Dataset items
####

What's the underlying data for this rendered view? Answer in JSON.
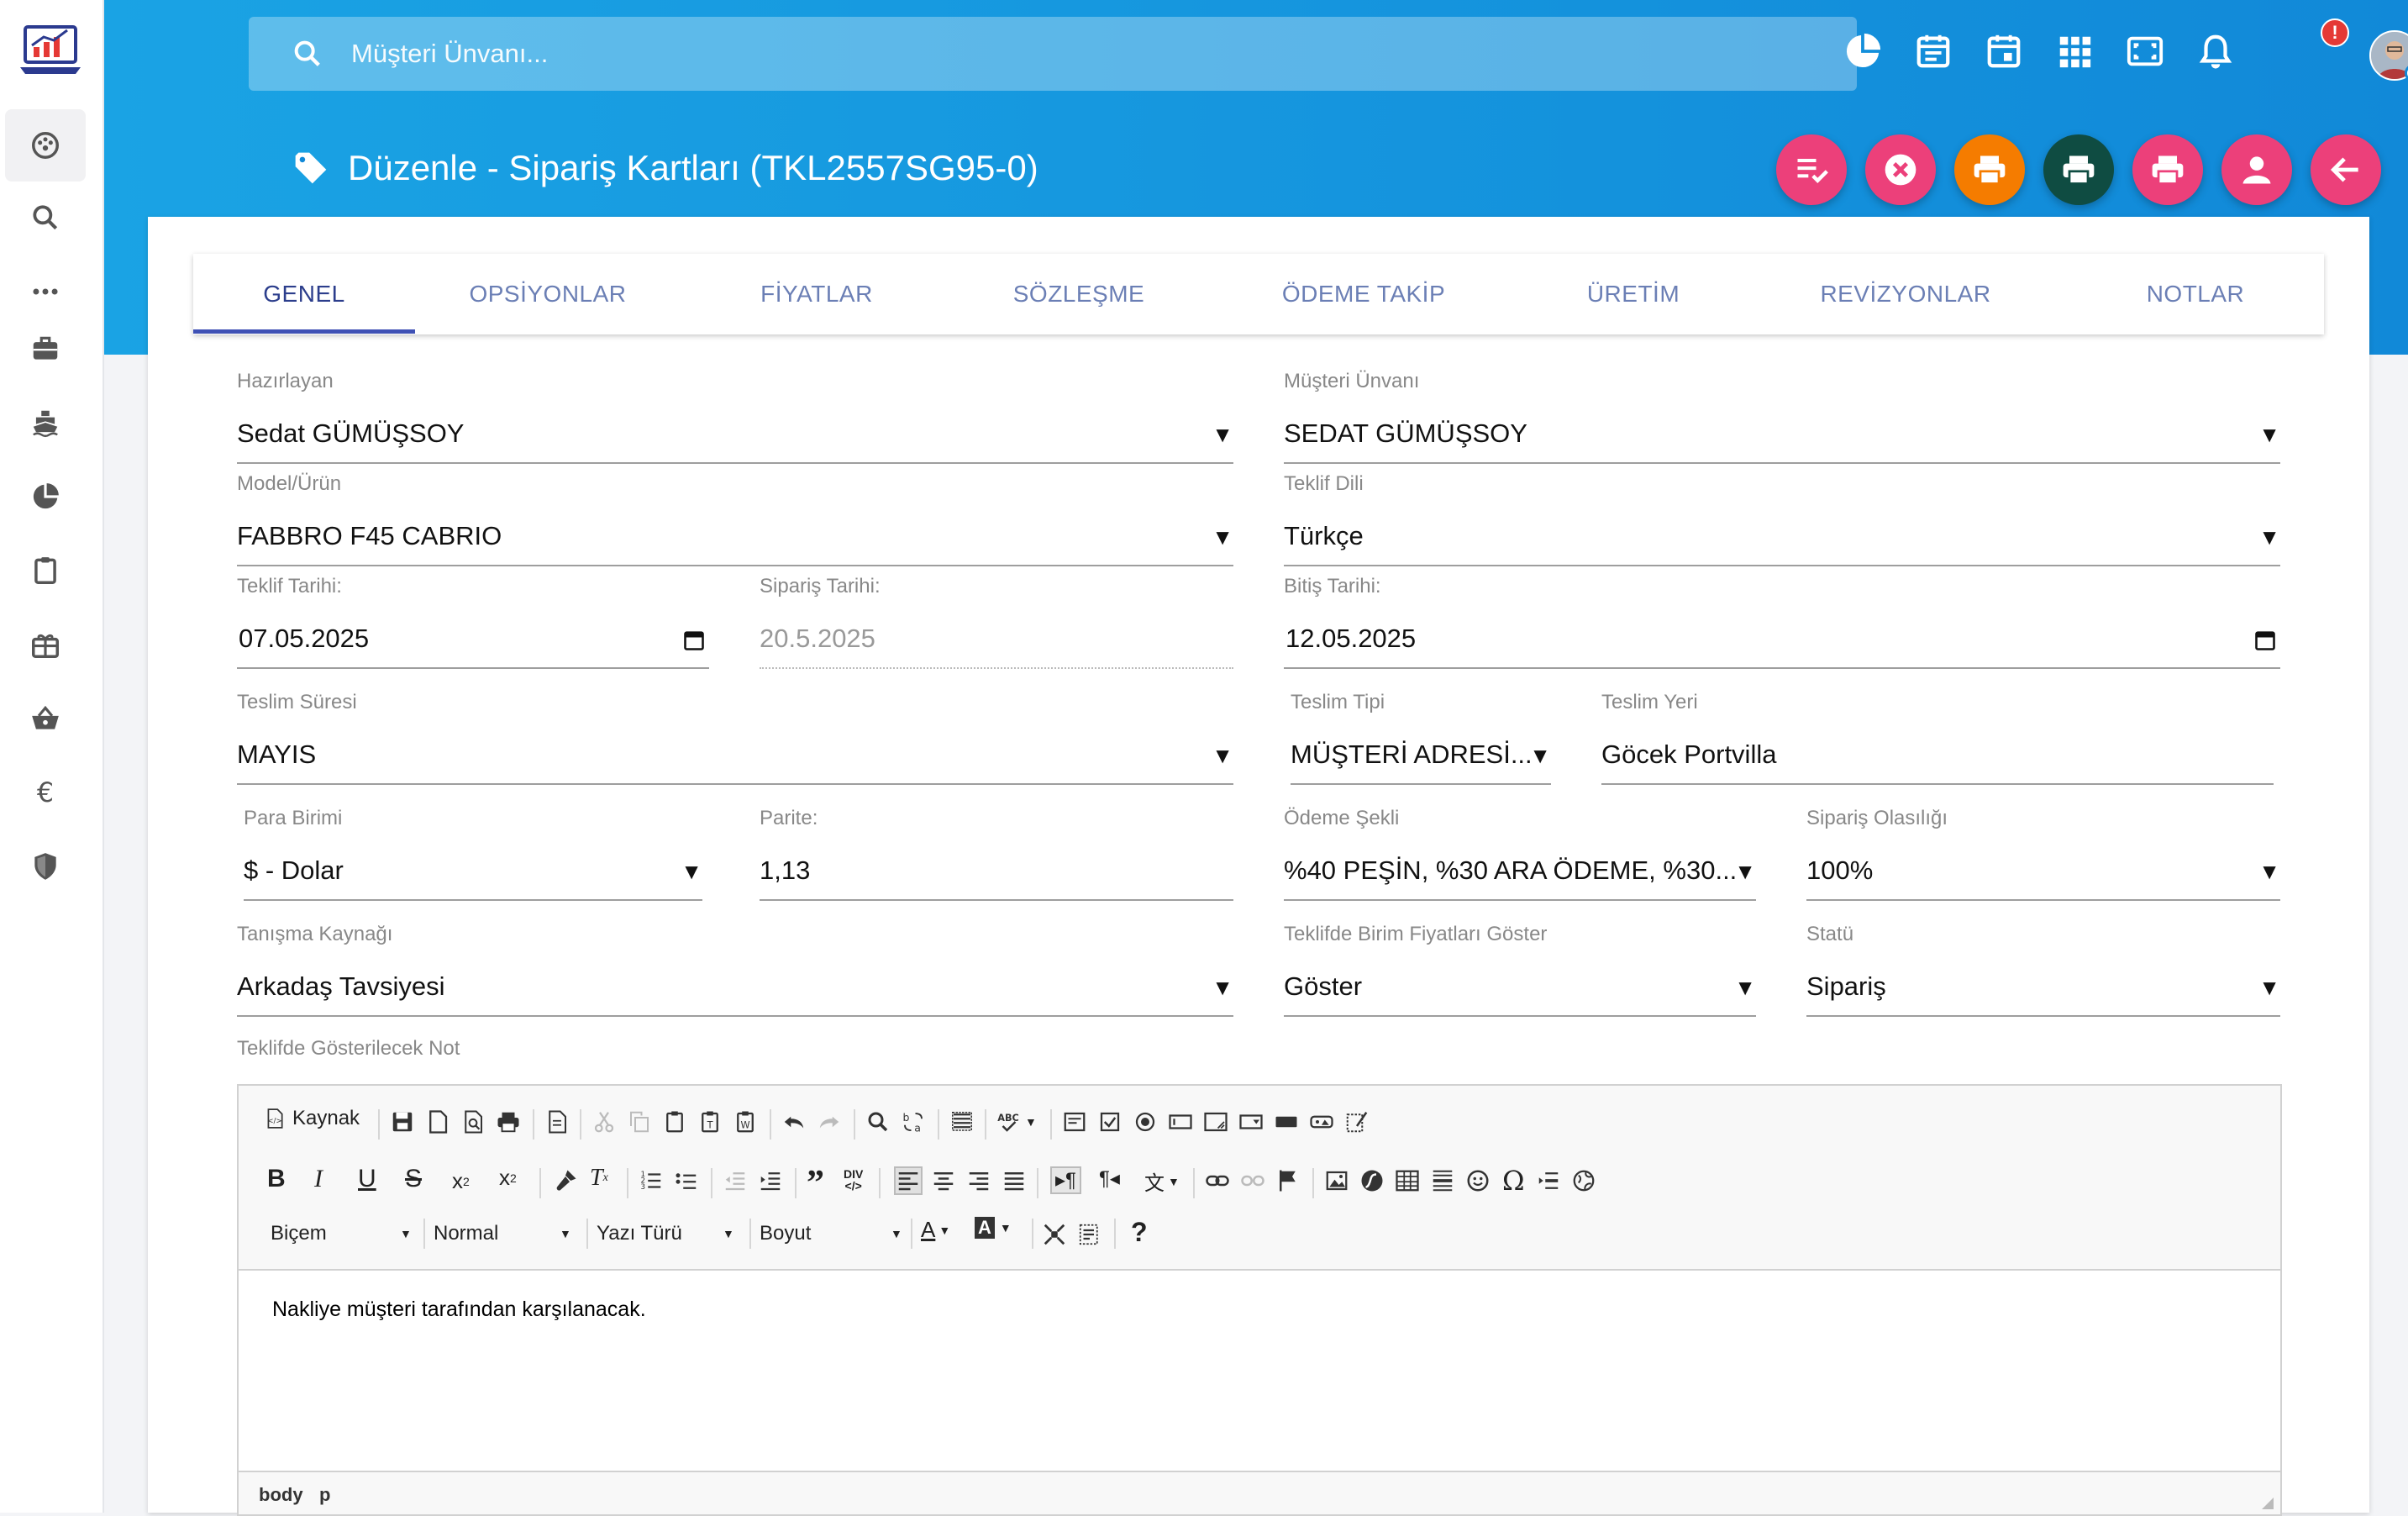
{
  "search": {
    "placeholder": "Müşteri Ünvanı..."
  },
  "page": {
    "title": "Düzenle - Sipariş Kartları (TKL2557SG95-0)"
  },
  "notification": {
    "badge": "!"
  },
  "colors": {
    "header_blue": "#1189d8",
    "pink": "#ec407a",
    "orange": "#f57c00",
    "dark_teal": "#0f4c42",
    "tab_active": "#3f51b5"
  },
  "sidebar_icons": [
    "dashboard-icon",
    "search-icon",
    "more-icon",
    "briefcase-icon",
    "ship-icon",
    "pie-chart-icon",
    "clipboard-icon",
    "gift-icon",
    "basket-icon",
    "euro-icon",
    "shield-icon"
  ],
  "tabs": [
    "GENEL",
    "OPSİYONLAR",
    "FİYATLAR",
    "SÖZLEŞME",
    "ÖDEME TAKİP",
    "ÜRETİM",
    "REVİZYONLAR",
    "NOTLAR"
  ],
  "form": {
    "hazirlayan": {
      "label": "Hazırlayan",
      "value": "Sedat GÜMÜŞSOY"
    },
    "musteri": {
      "label": "Müşteri Ünvanı",
      "value": "SEDAT GÜMÜŞSOY"
    },
    "model": {
      "label": "Model/Ürün",
      "value": "FABBRO F45 CABRIO"
    },
    "teklif_dili": {
      "label": "Teklif Dili",
      "value": "Türkçe"
    },
    "teklif_tarihi": {
      "label": "Teklif Tarihi:",
      "value": "07.05.2025"
    },
    "siparis_tarihi": {
      "label": "Sipariş Tarihi:",
      "value": "20.5.2025"
    },
    "bitis_tarihi": {
      "label": "Bitiş Tarihi:",
      "value": "12.05.2025"
    },
    "teslim_suresi": {
      "label": "Teslim Süresi",
      "value": "MAYIS"
    },
    "teslim_tipi": {
      "label": "Teslim Tipi",
      "value": "MÜŞTERİ ADRESİ..."
    },
    "teslim_yeri": {
      "label": "Teslim Yeri",
      "value": "Göcek Portvilla"
    },
    "para_birimi": {
      "label": "Para Birimi",
      "value": "$ - Dolar"
    },
    "parite": {
      "label": "Parite:",
      "value": "1,13"
    },
    "odeme_sekli": {
      "label": "Ödeme Şekli",
      "value": "%40 PEŞİN, %30 ARA ÖDEME, %30..."
    },
    "siparis_olasiligi": {
      "label": "Sipariş Olasılığı",
      "value": "100%"
    },
    "tanisma": {
      "label": "Tanışma Kaynağı",
      "value": "Arkadaş Tavsiyesi"
    },
    "birim_fiyat": {
      "label": "Teklifde Birim Fiyatları Göster",
      "value": "Göster"
    },
    "statu": {
      "label": "Statü",
      "value": "Sipariş"
    },
    "not": {
      "label": "Teklifde Gösterilecek Not"
    }
  },
  "editor": {
    "source_label": "Kaynak",
    "format_label": "Biçem",
    "paragraph_label": "Normal",
    "font_label": "Yazı Türü",
    "size_label": "Boyut",
    "content": "Nakliye müşteri tarafından karşılanacak.",
    "path": [
      "body",
      "p"
    ]
  }
}
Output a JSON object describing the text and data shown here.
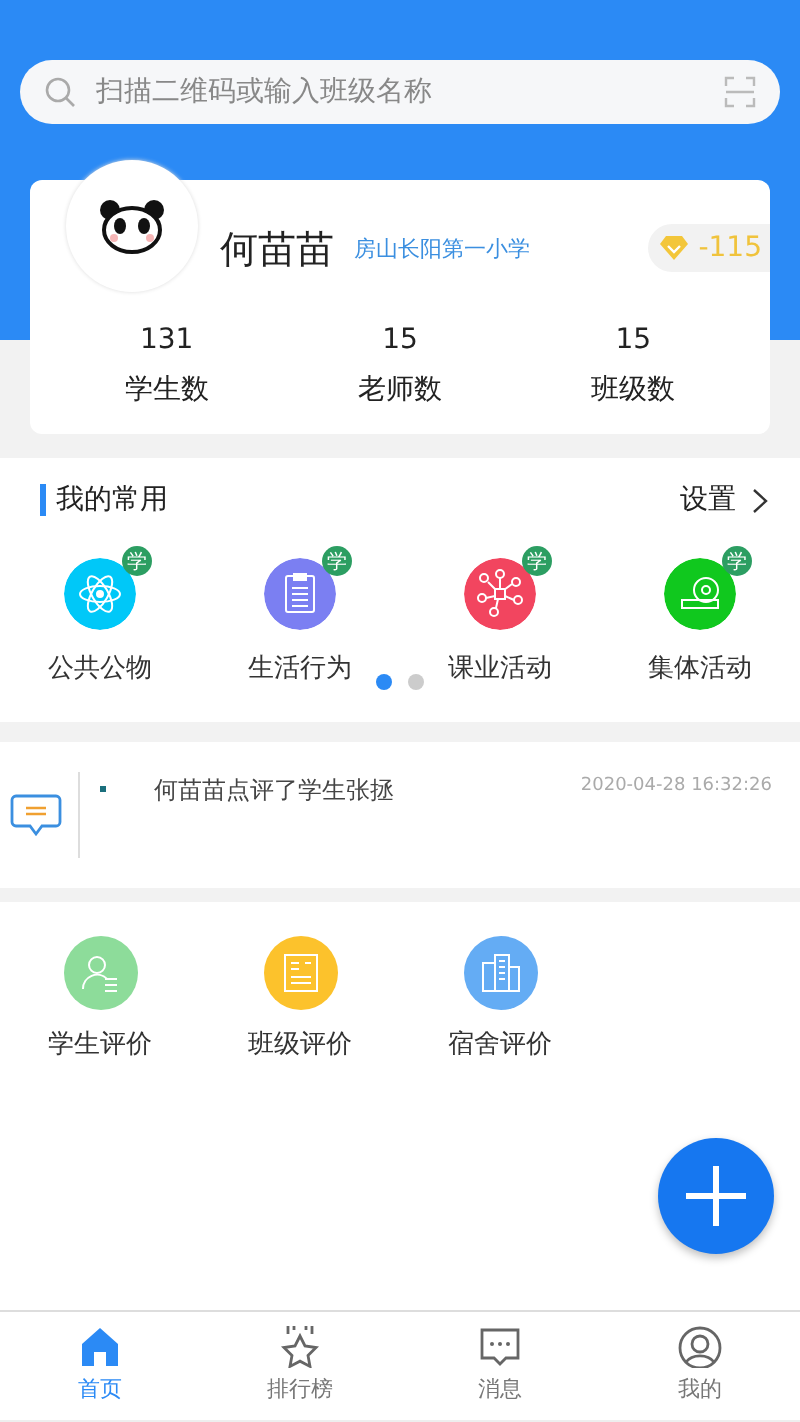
{
  "search": {
    "placeholder": "扫描二维码或输入班级名称"
  },
  "profile": {
    "name": "何苗苗",
    "school": "房山长阳第一小学",
    "points": "-115",
    "stats": [
      {
        "value": "131",
        "label": "学生数"
      },
      {
        "value": "15",
        "label": "老师数"
      },
      {
        "value": "15",
        "label": "班级数"
      }
    ]
  },
  "favorites": {
    "title": "我的常用",
    "action": "设置",
    "items": [
      {
        "label": "公共公物",
        "badge": "学",
        "color": "#00c8f8"
      },
      {
        "label": "生活行为",
        "badge": "学",
        "color": "#7b7ff2"
      },
      {
        "label": "课业活动",
        "badge": "学",
        "color": "#f2455f"
      },
      {
        "label": "集体活动",
        "badge": "学",
        "color": "#10c81e"
      }
    ],
    "pages": [
      {
        "selected": true
      },
      {
        "selected": false
      }
    ]
  },
  "feed": [
    {
      "text": "何苗苗点评了学生张拯",
      "time": "2020-04-28 16:32:26"
    }
  ],
  "evaluations": [
    {
      "label": "学生评价",
      "color": "#8ddc9a"
    },
    {
      "label": "班级评价",
      "color": "#fcc22c"
    },
    {
      "label": "宿舍评价",
      "color": "#64acf4"
    }
  ],
  "tabs": [
    {
      "label": "首页",
      "selected": true
    },
    {
      "label": "排行榜",
      "selected": false
    },
    {
      "label": "消息",
      "selected": false
    },
    {
      "label": "我的",
      "selected": false
    }
  ]
}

####

TASK DESCRIPTION =>
Look through the listing and extract every line with "JSON" in it.

ANSWER TO THE EXERCISE =>
What's the underlying data for this rendered view? Answer in JSON.
Output a JSON object describing the text and data shown here.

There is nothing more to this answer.